>> START

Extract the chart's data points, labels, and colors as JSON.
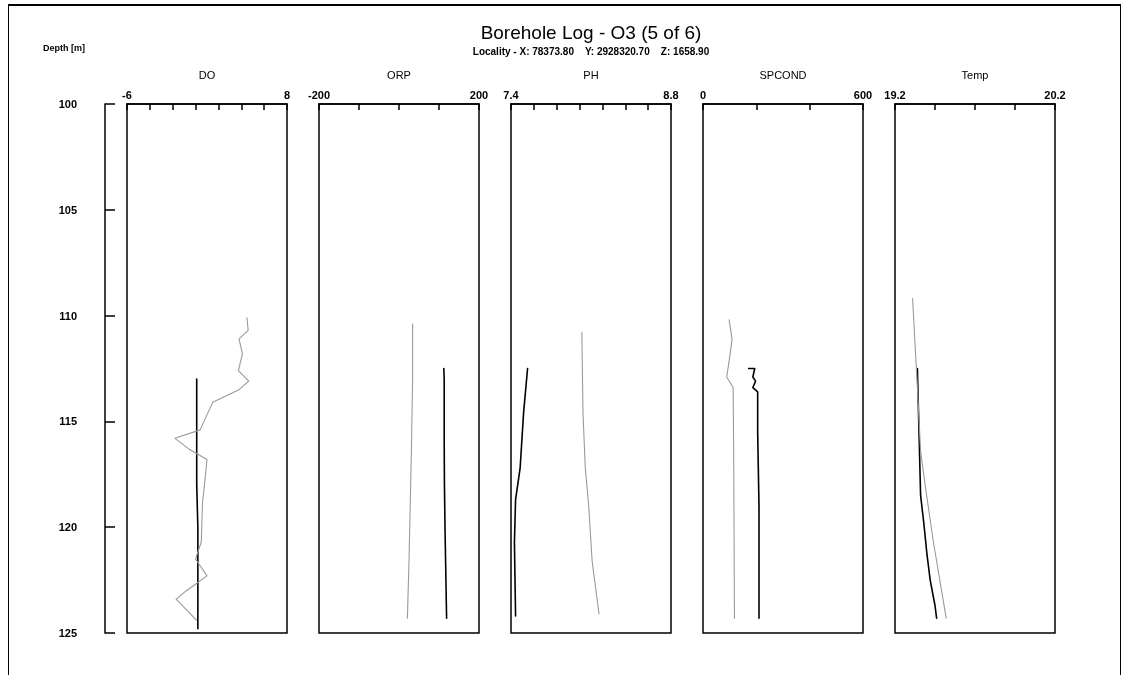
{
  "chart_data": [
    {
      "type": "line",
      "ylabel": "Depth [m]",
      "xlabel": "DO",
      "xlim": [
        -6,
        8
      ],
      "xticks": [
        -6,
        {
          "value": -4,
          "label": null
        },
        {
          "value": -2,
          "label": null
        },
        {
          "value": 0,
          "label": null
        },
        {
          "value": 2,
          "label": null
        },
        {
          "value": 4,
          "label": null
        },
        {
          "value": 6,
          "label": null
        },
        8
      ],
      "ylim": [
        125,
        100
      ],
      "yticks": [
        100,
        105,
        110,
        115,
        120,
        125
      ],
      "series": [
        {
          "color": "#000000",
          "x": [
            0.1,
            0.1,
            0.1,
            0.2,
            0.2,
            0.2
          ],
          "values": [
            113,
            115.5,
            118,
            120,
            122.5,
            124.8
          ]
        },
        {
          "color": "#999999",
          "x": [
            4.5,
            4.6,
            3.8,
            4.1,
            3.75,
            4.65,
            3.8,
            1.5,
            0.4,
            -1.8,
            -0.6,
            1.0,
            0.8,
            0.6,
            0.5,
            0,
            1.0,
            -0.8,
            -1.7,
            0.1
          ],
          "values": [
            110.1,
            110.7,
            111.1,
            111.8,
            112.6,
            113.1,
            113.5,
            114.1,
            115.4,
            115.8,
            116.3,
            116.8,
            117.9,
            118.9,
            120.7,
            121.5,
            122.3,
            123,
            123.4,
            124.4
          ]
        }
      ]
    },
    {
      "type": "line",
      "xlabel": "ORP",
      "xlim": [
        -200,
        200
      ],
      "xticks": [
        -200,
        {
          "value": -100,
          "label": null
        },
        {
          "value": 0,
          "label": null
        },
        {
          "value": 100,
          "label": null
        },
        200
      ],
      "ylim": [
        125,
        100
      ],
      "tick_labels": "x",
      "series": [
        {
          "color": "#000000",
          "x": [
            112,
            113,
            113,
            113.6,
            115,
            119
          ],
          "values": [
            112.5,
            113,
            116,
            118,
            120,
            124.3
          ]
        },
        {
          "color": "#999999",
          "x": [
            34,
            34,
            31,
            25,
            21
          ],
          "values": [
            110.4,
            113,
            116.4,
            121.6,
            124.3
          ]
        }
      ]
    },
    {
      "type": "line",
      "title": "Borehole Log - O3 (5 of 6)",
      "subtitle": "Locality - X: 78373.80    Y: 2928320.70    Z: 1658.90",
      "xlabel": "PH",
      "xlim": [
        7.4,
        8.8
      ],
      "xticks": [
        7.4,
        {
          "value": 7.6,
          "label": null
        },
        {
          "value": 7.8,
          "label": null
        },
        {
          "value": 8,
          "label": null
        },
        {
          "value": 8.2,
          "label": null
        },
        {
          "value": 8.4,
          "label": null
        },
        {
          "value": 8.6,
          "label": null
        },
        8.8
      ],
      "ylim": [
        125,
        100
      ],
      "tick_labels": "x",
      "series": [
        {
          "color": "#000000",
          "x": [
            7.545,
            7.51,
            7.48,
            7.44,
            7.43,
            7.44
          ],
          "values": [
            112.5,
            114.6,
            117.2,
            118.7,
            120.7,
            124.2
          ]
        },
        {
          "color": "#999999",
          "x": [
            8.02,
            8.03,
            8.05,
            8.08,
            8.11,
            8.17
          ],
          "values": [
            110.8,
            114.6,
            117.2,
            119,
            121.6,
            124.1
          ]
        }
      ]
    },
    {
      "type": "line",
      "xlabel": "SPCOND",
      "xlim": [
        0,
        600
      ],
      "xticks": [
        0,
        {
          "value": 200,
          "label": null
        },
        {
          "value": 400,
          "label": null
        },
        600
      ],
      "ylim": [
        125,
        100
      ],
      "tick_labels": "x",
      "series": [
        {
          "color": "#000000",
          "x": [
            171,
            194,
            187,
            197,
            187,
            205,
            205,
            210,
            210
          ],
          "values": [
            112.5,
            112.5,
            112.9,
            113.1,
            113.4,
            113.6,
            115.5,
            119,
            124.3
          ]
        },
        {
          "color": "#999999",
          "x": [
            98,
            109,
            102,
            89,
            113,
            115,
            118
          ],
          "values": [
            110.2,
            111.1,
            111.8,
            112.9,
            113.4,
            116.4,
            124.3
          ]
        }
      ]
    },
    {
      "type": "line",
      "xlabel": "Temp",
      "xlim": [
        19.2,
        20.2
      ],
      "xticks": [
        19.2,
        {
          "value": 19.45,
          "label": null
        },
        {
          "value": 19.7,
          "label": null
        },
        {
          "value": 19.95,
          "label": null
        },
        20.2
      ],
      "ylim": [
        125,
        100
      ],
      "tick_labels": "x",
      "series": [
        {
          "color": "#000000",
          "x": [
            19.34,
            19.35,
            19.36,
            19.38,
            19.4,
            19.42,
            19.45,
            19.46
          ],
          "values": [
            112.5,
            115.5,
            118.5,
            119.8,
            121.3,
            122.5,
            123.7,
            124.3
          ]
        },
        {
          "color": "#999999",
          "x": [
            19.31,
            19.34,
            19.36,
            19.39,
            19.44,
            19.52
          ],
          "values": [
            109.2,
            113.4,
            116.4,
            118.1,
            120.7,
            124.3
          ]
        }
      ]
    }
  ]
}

>> END
>> START

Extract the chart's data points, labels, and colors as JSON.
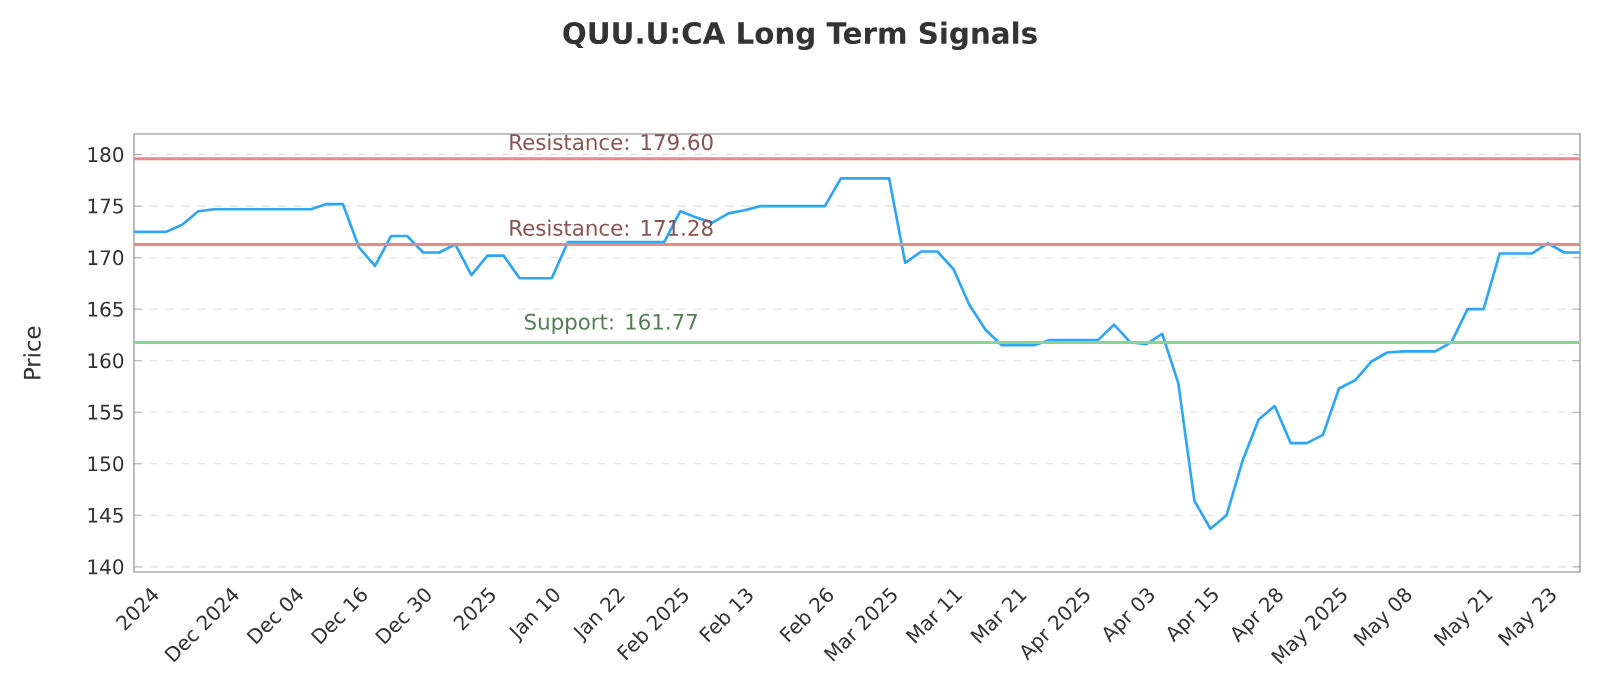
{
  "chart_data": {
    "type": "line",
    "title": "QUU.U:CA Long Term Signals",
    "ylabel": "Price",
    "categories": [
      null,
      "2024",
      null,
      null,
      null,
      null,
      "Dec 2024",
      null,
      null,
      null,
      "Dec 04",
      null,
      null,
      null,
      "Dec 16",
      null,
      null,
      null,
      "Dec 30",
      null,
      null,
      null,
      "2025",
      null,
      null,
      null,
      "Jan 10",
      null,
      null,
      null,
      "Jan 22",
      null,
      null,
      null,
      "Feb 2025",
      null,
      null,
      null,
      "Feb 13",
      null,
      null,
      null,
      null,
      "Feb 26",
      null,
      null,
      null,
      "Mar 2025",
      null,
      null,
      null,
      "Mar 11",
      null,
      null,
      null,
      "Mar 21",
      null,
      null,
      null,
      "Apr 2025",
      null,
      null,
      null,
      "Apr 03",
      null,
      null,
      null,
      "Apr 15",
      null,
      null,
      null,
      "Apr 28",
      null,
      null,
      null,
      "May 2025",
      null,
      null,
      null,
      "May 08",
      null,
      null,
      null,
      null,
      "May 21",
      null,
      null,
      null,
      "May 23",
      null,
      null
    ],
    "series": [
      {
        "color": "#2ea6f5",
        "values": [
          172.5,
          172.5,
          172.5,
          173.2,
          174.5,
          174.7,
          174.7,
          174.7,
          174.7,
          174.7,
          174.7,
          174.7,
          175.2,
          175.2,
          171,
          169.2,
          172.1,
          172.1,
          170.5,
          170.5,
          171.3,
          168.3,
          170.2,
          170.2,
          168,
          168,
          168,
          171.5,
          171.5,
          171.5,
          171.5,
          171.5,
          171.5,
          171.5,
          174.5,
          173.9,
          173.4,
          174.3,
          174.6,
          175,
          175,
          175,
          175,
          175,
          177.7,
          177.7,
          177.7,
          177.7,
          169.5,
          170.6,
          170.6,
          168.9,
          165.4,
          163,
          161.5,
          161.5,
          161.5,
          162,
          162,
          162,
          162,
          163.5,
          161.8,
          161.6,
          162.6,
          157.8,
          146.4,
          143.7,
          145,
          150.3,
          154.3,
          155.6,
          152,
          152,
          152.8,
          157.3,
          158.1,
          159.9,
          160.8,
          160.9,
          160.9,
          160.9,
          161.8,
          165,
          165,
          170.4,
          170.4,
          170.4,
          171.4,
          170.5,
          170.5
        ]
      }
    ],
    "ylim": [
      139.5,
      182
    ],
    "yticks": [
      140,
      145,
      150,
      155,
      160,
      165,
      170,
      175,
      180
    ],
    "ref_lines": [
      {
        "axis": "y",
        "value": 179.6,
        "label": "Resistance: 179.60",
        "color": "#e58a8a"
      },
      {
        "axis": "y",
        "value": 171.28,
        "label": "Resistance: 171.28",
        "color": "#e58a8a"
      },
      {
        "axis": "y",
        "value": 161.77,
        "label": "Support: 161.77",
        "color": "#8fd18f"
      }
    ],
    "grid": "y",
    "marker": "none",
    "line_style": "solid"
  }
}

>> END

Your answer should be one number: how many lines in the material above contain the string "Resistance".

2